◆ **WORK TO COMPLETE**
Find all lines in the records that include the word "Sold", and copy them out.

++++ STORED DATA

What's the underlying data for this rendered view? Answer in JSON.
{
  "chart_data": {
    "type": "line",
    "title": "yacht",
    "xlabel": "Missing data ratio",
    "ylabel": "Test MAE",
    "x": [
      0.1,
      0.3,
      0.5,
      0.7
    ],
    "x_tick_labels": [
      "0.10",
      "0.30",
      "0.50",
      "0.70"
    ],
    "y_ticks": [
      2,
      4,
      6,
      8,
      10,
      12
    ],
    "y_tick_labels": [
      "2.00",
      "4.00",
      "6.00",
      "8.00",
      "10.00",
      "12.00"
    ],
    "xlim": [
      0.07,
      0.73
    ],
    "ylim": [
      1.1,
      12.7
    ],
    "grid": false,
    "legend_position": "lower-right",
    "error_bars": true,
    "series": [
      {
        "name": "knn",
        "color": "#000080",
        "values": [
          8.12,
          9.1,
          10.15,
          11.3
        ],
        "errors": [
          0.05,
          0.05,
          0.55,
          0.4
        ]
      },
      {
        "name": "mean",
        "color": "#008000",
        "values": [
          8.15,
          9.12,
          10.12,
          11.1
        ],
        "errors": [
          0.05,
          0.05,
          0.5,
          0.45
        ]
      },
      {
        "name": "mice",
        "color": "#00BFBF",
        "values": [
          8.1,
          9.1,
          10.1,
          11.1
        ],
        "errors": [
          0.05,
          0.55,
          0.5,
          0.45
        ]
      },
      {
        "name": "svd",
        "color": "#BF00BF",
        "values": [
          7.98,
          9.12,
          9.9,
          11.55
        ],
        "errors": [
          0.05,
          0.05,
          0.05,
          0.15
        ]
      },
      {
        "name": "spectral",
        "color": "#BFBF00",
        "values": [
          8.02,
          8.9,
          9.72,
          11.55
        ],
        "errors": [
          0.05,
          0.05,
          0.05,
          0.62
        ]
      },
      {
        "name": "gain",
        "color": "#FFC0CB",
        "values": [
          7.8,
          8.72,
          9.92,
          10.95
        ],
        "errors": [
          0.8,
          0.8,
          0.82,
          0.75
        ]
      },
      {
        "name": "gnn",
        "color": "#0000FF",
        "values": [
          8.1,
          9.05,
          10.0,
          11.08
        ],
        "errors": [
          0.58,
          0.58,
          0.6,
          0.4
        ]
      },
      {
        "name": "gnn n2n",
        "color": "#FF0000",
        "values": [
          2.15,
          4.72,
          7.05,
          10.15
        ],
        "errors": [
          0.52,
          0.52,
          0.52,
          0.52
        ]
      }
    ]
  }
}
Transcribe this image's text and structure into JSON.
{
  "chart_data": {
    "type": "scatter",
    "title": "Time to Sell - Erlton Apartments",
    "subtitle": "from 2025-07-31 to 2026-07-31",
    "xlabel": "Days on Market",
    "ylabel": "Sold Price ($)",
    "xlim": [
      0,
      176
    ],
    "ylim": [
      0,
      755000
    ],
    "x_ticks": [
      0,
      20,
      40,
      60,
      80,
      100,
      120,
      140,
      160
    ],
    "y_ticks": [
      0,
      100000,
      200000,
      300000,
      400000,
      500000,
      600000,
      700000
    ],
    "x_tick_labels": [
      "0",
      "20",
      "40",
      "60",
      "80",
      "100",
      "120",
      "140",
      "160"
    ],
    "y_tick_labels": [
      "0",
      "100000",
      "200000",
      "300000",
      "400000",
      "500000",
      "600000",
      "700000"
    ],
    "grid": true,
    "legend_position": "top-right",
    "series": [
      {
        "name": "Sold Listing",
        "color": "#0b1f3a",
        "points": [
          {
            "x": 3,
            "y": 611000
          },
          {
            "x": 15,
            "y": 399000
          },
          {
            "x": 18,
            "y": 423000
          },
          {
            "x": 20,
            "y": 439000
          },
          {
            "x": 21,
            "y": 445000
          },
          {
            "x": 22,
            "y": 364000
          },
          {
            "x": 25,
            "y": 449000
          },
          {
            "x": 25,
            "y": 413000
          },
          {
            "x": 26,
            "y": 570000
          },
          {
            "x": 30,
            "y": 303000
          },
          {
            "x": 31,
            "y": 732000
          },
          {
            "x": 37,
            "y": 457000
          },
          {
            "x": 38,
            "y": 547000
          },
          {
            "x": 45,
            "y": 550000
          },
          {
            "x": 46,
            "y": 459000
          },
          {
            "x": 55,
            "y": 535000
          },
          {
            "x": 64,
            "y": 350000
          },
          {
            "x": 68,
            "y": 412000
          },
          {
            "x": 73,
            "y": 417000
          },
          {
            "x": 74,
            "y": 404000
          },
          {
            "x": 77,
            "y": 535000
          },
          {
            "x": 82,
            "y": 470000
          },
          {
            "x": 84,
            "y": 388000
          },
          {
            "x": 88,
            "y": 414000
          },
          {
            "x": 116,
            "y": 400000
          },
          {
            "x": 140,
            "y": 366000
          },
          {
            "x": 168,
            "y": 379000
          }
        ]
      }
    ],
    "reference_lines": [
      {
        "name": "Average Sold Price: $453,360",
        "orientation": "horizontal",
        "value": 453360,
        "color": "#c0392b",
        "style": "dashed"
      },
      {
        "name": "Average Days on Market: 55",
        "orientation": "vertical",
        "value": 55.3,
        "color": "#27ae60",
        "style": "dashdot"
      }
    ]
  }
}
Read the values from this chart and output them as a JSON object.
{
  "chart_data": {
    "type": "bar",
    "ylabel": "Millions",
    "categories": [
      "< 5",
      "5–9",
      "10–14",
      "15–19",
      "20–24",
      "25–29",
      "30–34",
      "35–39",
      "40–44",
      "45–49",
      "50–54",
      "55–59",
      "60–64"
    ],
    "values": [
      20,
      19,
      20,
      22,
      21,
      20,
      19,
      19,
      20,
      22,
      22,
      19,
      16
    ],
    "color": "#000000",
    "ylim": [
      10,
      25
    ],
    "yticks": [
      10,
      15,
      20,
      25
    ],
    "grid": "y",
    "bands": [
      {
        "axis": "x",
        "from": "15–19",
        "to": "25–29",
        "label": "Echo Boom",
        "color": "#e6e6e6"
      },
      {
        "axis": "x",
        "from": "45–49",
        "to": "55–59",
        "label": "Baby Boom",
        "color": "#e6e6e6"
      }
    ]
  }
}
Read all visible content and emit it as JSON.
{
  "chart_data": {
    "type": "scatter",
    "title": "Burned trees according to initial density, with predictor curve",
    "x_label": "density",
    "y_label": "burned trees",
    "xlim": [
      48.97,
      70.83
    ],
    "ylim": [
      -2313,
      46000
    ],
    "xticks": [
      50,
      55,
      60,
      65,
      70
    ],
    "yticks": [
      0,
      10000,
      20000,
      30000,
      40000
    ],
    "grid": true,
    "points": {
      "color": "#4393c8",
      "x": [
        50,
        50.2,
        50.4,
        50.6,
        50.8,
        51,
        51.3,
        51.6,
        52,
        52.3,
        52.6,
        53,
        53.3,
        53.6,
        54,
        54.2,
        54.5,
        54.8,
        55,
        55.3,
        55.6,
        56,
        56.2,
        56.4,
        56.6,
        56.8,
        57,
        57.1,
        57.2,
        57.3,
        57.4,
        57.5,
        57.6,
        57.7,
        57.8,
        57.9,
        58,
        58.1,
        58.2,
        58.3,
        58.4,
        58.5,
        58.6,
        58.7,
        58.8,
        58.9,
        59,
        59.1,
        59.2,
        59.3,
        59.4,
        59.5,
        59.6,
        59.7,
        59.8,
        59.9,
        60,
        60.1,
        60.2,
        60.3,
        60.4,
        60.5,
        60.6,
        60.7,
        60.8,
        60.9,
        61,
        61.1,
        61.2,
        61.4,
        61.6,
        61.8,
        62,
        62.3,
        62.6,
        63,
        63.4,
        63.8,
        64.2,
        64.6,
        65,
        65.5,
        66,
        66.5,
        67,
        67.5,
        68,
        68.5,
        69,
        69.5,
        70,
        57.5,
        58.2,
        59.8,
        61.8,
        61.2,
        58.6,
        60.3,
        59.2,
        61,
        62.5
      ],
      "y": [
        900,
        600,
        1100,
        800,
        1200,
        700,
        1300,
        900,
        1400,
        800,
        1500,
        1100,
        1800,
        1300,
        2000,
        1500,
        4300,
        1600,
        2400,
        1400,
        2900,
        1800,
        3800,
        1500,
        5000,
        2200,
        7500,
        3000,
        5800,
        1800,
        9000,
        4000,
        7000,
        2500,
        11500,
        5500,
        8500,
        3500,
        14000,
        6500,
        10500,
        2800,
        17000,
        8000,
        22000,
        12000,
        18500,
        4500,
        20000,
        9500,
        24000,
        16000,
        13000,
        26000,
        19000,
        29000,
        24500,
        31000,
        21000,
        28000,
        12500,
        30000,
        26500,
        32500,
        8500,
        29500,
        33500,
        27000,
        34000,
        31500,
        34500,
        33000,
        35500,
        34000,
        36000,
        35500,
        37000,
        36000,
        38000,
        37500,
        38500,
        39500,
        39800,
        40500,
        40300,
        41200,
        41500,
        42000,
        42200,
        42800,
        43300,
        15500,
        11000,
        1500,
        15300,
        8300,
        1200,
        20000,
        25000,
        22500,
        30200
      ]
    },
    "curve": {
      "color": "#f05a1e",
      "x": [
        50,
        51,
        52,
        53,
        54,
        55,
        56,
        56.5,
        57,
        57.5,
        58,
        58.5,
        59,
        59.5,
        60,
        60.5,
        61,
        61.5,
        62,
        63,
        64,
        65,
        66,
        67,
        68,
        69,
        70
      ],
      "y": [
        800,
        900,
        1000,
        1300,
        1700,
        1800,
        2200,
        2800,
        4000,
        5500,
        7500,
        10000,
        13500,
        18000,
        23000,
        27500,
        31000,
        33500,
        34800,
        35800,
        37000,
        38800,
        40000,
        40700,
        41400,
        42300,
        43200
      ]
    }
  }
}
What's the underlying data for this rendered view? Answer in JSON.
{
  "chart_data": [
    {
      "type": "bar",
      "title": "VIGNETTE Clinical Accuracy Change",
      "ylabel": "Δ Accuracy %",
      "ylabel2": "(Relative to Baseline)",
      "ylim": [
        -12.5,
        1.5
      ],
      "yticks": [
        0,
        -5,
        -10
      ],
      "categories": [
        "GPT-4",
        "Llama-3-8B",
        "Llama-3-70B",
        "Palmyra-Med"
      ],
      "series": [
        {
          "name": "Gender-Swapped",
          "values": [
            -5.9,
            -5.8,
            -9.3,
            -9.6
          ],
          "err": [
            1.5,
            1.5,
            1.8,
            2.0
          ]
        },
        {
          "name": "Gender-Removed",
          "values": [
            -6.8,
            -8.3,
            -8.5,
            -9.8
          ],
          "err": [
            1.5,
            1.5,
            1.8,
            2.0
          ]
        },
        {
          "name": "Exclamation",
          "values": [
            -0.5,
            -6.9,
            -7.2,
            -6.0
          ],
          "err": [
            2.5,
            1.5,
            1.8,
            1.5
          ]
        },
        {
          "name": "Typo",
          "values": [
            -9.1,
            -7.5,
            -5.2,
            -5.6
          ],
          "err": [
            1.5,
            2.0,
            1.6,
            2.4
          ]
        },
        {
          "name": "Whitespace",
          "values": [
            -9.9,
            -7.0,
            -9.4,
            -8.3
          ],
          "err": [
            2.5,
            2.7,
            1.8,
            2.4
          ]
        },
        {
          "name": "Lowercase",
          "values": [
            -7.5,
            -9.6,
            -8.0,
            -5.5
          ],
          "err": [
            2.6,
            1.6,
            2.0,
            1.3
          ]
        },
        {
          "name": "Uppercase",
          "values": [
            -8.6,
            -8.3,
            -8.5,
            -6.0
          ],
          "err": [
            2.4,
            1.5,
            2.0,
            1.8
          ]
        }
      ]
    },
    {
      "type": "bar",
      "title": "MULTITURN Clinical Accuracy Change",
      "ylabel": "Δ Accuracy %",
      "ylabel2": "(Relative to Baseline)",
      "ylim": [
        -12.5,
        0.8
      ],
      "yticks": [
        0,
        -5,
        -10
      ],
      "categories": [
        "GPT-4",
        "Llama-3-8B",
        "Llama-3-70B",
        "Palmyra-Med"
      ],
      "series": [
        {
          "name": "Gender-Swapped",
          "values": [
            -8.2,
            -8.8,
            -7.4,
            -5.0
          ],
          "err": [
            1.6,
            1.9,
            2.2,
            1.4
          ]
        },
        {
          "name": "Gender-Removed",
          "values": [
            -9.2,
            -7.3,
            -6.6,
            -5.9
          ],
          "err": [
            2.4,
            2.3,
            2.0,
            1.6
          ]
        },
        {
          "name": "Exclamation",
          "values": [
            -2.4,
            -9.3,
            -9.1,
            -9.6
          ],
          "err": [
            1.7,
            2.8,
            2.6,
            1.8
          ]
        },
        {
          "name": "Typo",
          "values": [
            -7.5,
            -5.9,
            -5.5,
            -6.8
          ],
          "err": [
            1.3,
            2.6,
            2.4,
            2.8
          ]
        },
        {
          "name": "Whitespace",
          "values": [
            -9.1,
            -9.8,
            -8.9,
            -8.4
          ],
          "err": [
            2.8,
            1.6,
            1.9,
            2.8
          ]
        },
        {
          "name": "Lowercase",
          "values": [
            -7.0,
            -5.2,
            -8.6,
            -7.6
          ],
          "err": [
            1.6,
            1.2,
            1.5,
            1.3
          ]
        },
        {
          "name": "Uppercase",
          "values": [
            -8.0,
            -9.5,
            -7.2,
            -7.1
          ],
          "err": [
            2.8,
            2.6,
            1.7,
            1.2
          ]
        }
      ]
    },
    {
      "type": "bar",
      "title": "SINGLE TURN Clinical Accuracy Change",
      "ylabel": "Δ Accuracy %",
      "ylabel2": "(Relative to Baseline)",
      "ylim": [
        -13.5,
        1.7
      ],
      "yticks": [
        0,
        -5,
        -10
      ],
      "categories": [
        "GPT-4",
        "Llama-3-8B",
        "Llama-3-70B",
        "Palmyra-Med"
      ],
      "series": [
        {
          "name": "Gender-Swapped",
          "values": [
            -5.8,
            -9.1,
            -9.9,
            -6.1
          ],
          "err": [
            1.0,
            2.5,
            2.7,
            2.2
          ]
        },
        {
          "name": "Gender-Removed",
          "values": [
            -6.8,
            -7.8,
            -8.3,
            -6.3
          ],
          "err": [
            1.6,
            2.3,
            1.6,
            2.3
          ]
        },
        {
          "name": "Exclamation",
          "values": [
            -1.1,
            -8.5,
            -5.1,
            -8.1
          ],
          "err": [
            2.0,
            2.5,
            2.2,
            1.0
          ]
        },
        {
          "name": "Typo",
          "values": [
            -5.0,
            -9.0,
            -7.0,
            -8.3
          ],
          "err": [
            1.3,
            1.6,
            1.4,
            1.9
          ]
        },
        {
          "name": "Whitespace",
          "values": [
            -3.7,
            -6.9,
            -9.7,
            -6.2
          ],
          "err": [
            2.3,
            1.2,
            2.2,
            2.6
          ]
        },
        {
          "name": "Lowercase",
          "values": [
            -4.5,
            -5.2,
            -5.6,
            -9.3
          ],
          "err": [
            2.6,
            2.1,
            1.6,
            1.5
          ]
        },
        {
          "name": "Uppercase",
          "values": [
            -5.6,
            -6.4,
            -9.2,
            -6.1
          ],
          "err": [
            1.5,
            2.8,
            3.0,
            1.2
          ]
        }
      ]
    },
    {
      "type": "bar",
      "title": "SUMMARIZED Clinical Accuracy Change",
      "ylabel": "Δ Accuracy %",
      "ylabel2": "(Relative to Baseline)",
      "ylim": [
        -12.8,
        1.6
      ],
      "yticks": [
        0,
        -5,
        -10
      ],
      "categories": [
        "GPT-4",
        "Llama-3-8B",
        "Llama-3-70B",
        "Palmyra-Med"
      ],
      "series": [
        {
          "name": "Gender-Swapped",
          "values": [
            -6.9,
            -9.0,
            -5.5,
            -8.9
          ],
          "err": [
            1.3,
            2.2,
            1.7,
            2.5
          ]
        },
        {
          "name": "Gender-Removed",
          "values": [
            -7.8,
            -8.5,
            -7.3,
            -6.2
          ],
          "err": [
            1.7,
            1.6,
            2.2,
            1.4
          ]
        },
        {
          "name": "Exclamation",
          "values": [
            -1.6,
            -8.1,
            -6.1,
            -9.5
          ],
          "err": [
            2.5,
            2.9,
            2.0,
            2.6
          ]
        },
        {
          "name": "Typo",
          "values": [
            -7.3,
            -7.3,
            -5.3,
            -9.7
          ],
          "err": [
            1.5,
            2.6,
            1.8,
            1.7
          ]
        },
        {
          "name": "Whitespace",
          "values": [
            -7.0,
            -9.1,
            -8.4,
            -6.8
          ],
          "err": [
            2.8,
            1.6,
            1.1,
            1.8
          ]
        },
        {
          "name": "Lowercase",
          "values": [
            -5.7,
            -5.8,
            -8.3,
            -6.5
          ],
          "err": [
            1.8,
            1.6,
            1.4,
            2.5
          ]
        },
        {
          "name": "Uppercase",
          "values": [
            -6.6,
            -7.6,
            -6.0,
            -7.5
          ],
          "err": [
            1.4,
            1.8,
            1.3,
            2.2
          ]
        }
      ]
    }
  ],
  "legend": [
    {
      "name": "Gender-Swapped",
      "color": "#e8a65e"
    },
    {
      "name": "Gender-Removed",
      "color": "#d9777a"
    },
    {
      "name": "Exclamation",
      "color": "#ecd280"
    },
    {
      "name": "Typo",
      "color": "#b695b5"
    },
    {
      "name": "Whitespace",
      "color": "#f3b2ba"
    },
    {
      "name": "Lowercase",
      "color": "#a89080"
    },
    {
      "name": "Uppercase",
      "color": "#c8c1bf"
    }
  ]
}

++++++++

◆ **ANSWER IN FULL**
    "ylabel": "Sold Price ($)",
        "name": "Sold Listing",
        "name": "Average Sold Price: $453,360",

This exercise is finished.